--- BEGIN GIVEN RECORDS ---

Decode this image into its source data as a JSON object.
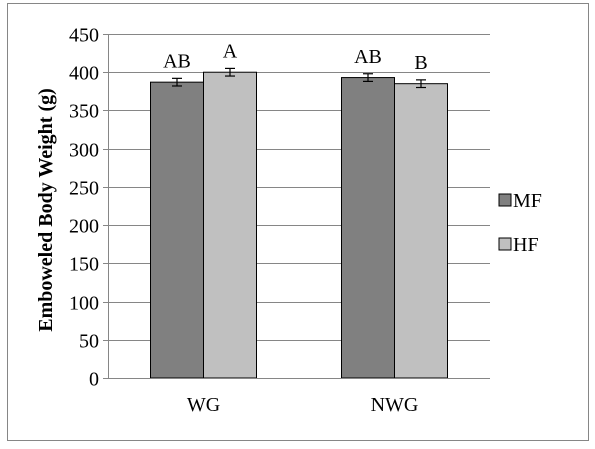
{
  "colors": {
    "MF": "#808080",
    "HF": "#c0c0c0",
    "grid": "#868686",
    "axis": "#868686",
    "border": "#868686",
    "bar_stroke": "#000000"
  },
  "chart_data": {
    "type": "bar",
    "ylabel": "Emboweled Body Weight (g)",
    "xlabel": "",
    "title": "",
    "ylim": [
      0,
      450
    ],
    "yticks": [
      0,
      50,
      100,
      150,
      200,
      250,
      300,
      350,
      400,
      450
    ],
    "ytick_labels": [
      "0",
      "50",
      "100",
      "150",
      "200",
      "250",
      "300",
      "350",
      "400",
      "450"
    ],
    "categories": [
      "WG",
      "NWG"
    ],
    "series": [
      {
        "name": "MF",
        "values": [
          387,
          393
        ],
        "errors": [
          5,
          5
        ],
        "sig_labels": [
          "AB",
          "AB"
        ]
      },
      {
        "name": "HF",
        "values": [
          400,
          385
        ],
        "errors": [
          5,
          5
        ],
        "sig_labels": [
          "A",
          "B"
        ]
      }
    ],
    "grid": true,
    "legend_position": "right"
  }
}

--- END GIVEN RECORDS ---

WORK REQUIRED :: Copy every entry word for word, but omit the pictures.

EXERCISE RESULT ::
Decode this image into its source data as a JSON object.
{
  "colors": {
    "MF": "#808080",
    "HF": "#c0c0c0",
    "grid": "#868686",
    "axis": "#868686",
    "border": "#868686",
    "bar_stroke": "#000000"
  },
  "chart_data": {
    "type": "bar",
    "ylabel": "Emboweled Body Weight (g)",
    "xlabel": "",
    "title": "",
    "ylim": [
      0,
      450
    ],
    "yticks": [
      0,
      50,
      100,
      150,
      200,
      250,
      300,
      350,
      400,
      450
    ],
    "ytick_labels": [
      "0",
      "50",
      "100",
      "150",
      "200",
      "250",
      "300",
      "350",
      "400",
      "450"
    ],
    "categories": [
      "WG",
      "NWG"
    ],
    "series": [
      {
        "name": "MF",
        "values": [
          387,
          393
        ],
        "errors": [
          5,
          5
        ],
        "sig_labels": [
          "AB",
          "AB"
        ]
      },
      {
        "name": "HF",
        "values": [
          400,
          385
        ],
        "errors": [
          5,
          5
        ],
        "sig_labels": [
          "A",
          "B"
        ]
      }
    ],
    "grid": true,
    "legend_position": "right"
  }
}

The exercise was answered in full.